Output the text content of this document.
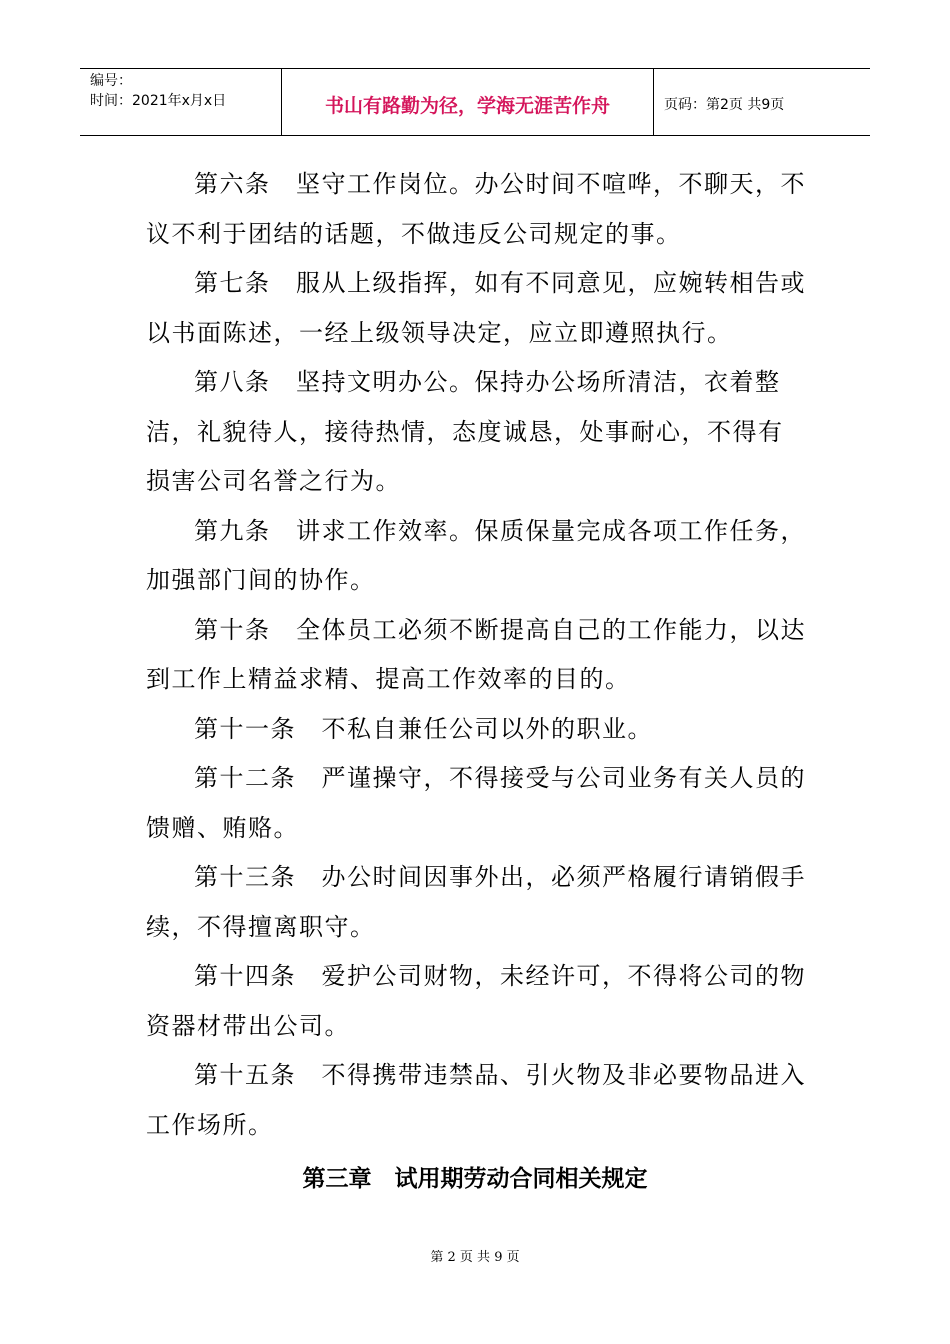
编号：
时间：2021年x月x日	书山有路勤为径，学海无涯苦作舟	页码：第2页 共9页

第六条　坚守工作岗位。办公时间不喧哗，不聊天，不议不利于团结的话题，不做违反公司规定的事。

第七条　服从上级指挥，如有不同意见，应婉转相告或以书面陈述，一经上级领导决定，应立即遵照执行。

第八条　坚持文明办公。保持办公场所清洁，衣着整洁，礼貌待人，接待热情，态度诚恳，处事耐心，不得有损害公司名誉之行为。

第九条　讲求工作效率。保质保量完成各项工作任务，加强部门间的协作。

第十条　全体员工必须不断提高自己的工作能力，以达到工作上精益求精、提高工作效率的目的。

第十一条　不私自兼任公司以外的职业。

第十二条　严谨操守，不得接受与公司业务有关人员的馈赠、贿赂。

第十三条　办公时间因事外出，必须严格履行请销假手续，不得擅离职守。

第十四条　爱护公司财物，未经许可，不得将公司的物资器材带出公司。

第十五条　不得携带违禁品、引火物及非必要物品进入工作场所。

第三章　试用期劳动合同相关规定
第 2 页 共 9 页
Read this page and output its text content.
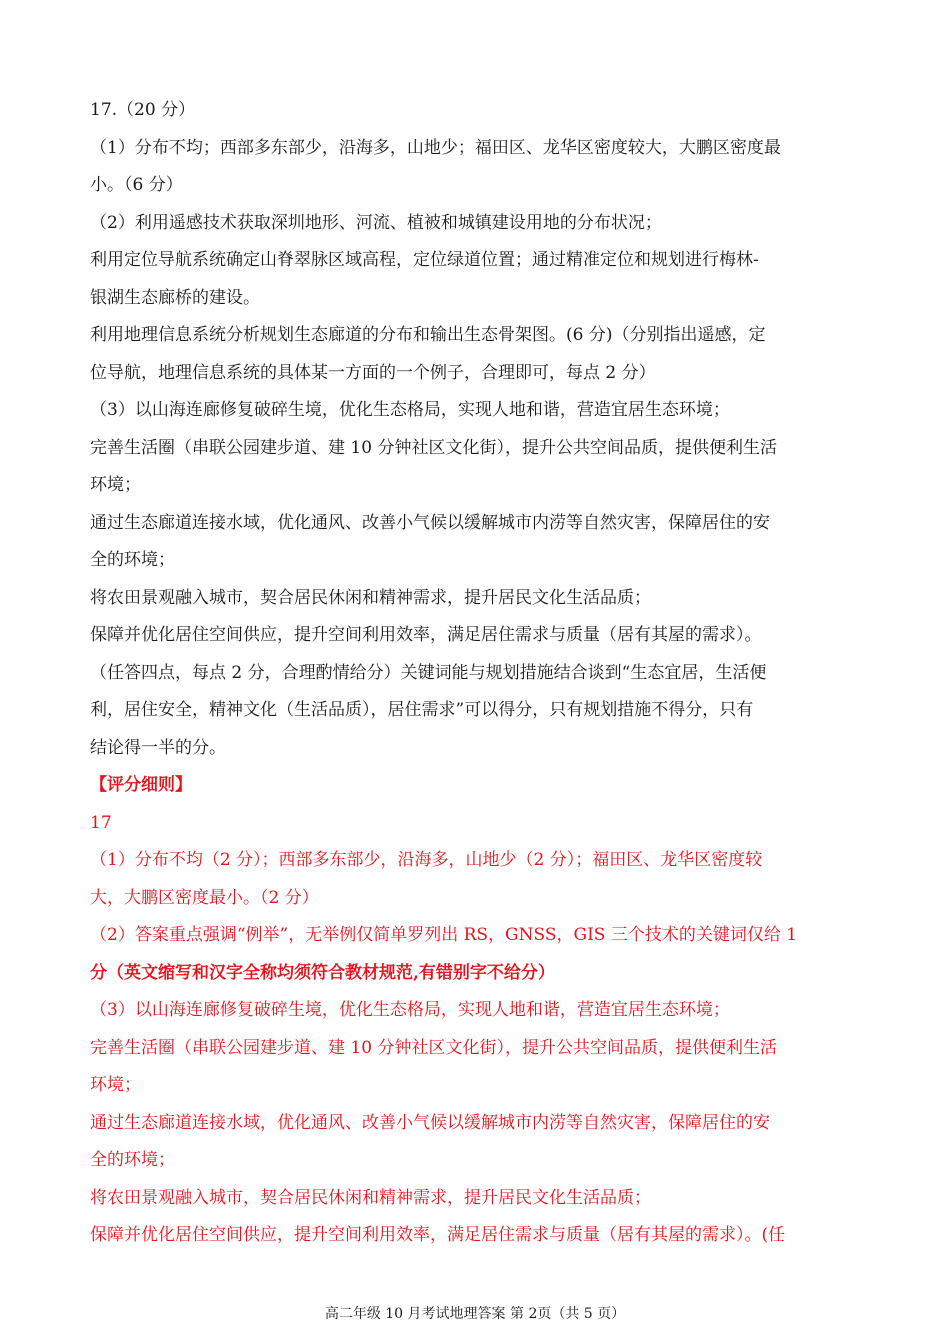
17.（20 分）

（1）分布不均；西部多东部少，沿海多，山地少；福田区、龙华区密度较大，大鹏区密度最

小。（6 分）

（2）利用遥感技术获取深圳地形、河流、植被和城镇建设用地的分布状况；

利用定位导航系统确定山脊翠脉区域高程，定位绿道位置；通过精准定位和规划进行梅林-

银湖生态廊桥的建设。

利用地理信息系统分析规划生态廊道的分布和输出生态骨架图。(6 分)（分别指出遥感，定

位导航，地理信息系统的具体某一方面的一个例子，合理即可，每点 2 分）

（3）以山海连廊修复破碎生境，优化生态格局，实现人地和谐，营造宜居生态环境；

完善生活圈（串联公园建步道、建 10 分钟社区文化街），提升公共空间品质，提供便利生活

环境；

通过生态廊道连接水域，优化通风、改善小气候以缓解城市内涝等自然灾害，保障居住的安

全的环境；

将农田景观融入城市，契合居民休闲和精神需求，提升居民文化生活品质；

保障并优化居住空间供应，提升空间利用效率，满足居住需求与质量（居有其屋的需求）。

（任答四点，每点 2 分，合理酌情给分）关键词能与规划措施结合谈到“生态宜居，生活便

利，居住安全，精神文化（生活品质），居住需求”可以得分，只有规划措施不得分，只有

结论得一半的分。

【评分细则】

17

（1）分布不均（2 分）；西部多东部少，沿海多，山地少（2 分）；福田区、龙华区密度较

大，大鹏区密度最小。（2 分）

（2）答案重点强调“例举”，无举例仅简单罗列出 RS，GNSS，GIS 三个技术的关键词仅给 1

分（英文缩写和汉字全称均须符合教材规范,有错别字不给分）

（3）以山海连廊修复破碎生境，优化生态格局，实现人地和谐，营造宜居生态环境；

完善生活圈（串联公园建步道、建 10 分钟社区文化街），提升公共空间品质，提供便利生活

环境；

通过生态廊道连接水域，优化通风、改善小气候以缓解城市内涝等自然灾害，保障居住的安

全的环境；

将农田景观融入城市，契合居民休闲和精神需求，提升居民文化生活品质；

保障并优化居住空间供应，提升空间利用效率，满足居住需求与质量（居有其屋的需求）。(任

高二年级 10 月考试地理答案 第 2页（共 5 页）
--
• [Stated problem]:
Set down every record once more, word for word, without pictures.

• [Answer below]:
Output the text content of this document.
编号：
时间：2021年x月x日	书山有路勤为径，学海无涯苦作舟	页码：第2页 共9页

第六条　坚守工作岗位。办公时间不喧哗，不聊天，不议不利于团结的话题，不做违反公司规定的事。

第七条　服从上级指挥，如有不同意见，应婉转相告或以书面陈述，一经上级领导决定，应立即遵照执行。

第八条　坚持文明办公。保持办公场所清洁，衣着整洁，礼貌待人，接待热情，态度诚恳，处事耐心，不得有损害公司名誉之行为。

第九条　讲求工作效率。保质保量完成各项工作任务，加强部门间的协作。

第十条　全体员工必须不断提高自己的工作能力，以达到工作上精益求精、提高工作效率的目的。

第十一条　不私自兼任公司以外的职业。

第十二条　严谨操守，不得接受与公司业务有关人员的馈赠、贿赂。

第十三条　办公时间因事外出，必须严格履行请销假手续，不得擅离职守。

第十四条　爱护公司财物，未经许可，不得将公司的物资器材带出公司。

第十五条　不得携带违禁品、引火物及非必要物品进入工作场所。

第三章　试用期劳动合同相关规定
第 2 页 共 9 页
Read this page and output its text content.
17.（20 分）

（1）分布不均；西部多东部少，沿海多，山地少；福田区、龙华区密度较大，大鹏区密度最

小。（6 分）

（2）利用遥感技术获取深圳地形、河流、植被和城镇建设用地的分布状况；

利用定位导航系统确定山脊翠脉区域高程，定位绿道位置；通过精准定位和规划进行梅林-

银湖生态廊桥的建设。

利用地理信息系统分析规划生态廊道的分布和输出生态骨架图。(6 分)（分别指出遥感，定

位导航，地理信息系统的具体某一方面的一个例子，合理即可，每点 2 分）

（3）以山海连廊修复破碎生境，优化生态格局，实现人地和谐，营造宜居生态环境；

完善生活圈（串联公园建步道、建 10 分钟社区文化街），提升公共空间品质，提供便利生活

环境；

通过生态廊道连接水域，优化通风、改善小气候以缓解城市内涝等自然灾害，保障居住的安

全的环境；

将农田景观融入城市，契合居民休闲和精神需求，提升居民文化生活品质；

保障并优化居住空间供应，提升空间利用效率，满足居住需求与质量（居有其屋的需求）。

（任答四点，每点 2 分，合理酌情给分）关键词能与规划措施结合谈到“生态宜居，生活便

利，居住安全，精神文化（生活品质），居住需求”可以得分，只有规划措施不得分，只有

结论得一半的分。

【评分细则】

17

（1）分布不均（2 分）；西部多东部少，沿海多，山地少（2 分）；福田区、龙华区密度较

大，大鹏区密度最小。（2 分）

（2）答案重点强调“例举”，无举例仅简单罗列出 RS，GNSS，GIS 三个技术的关键词仅给 1

分（英文缩写和汉字全称均须符合教材规范,有错别字不给分）

（3）以山海连廊修复破碎生境，优化生态格局，实现人地和谐，营造宜居生态环境；

完善生活圈（串联公园建步道、建 10 分钟社区文化街），提升公共空间品质，提供便利生活

环境；

通过生态廊道连接水域，优化通风、改善小气候以缓解城市内涝等自然灾害，保障居住的安

全的环境；

将农田景观融入城市，契合居民休闲和精神需求，提升居民文化生活品质；

保障并优化居住空间供应，提升空间利用效率，满足居住需求与质量（居有其屋的需求）。(任

高二年级 10 月考试地理答案 第 2页（共 5 页）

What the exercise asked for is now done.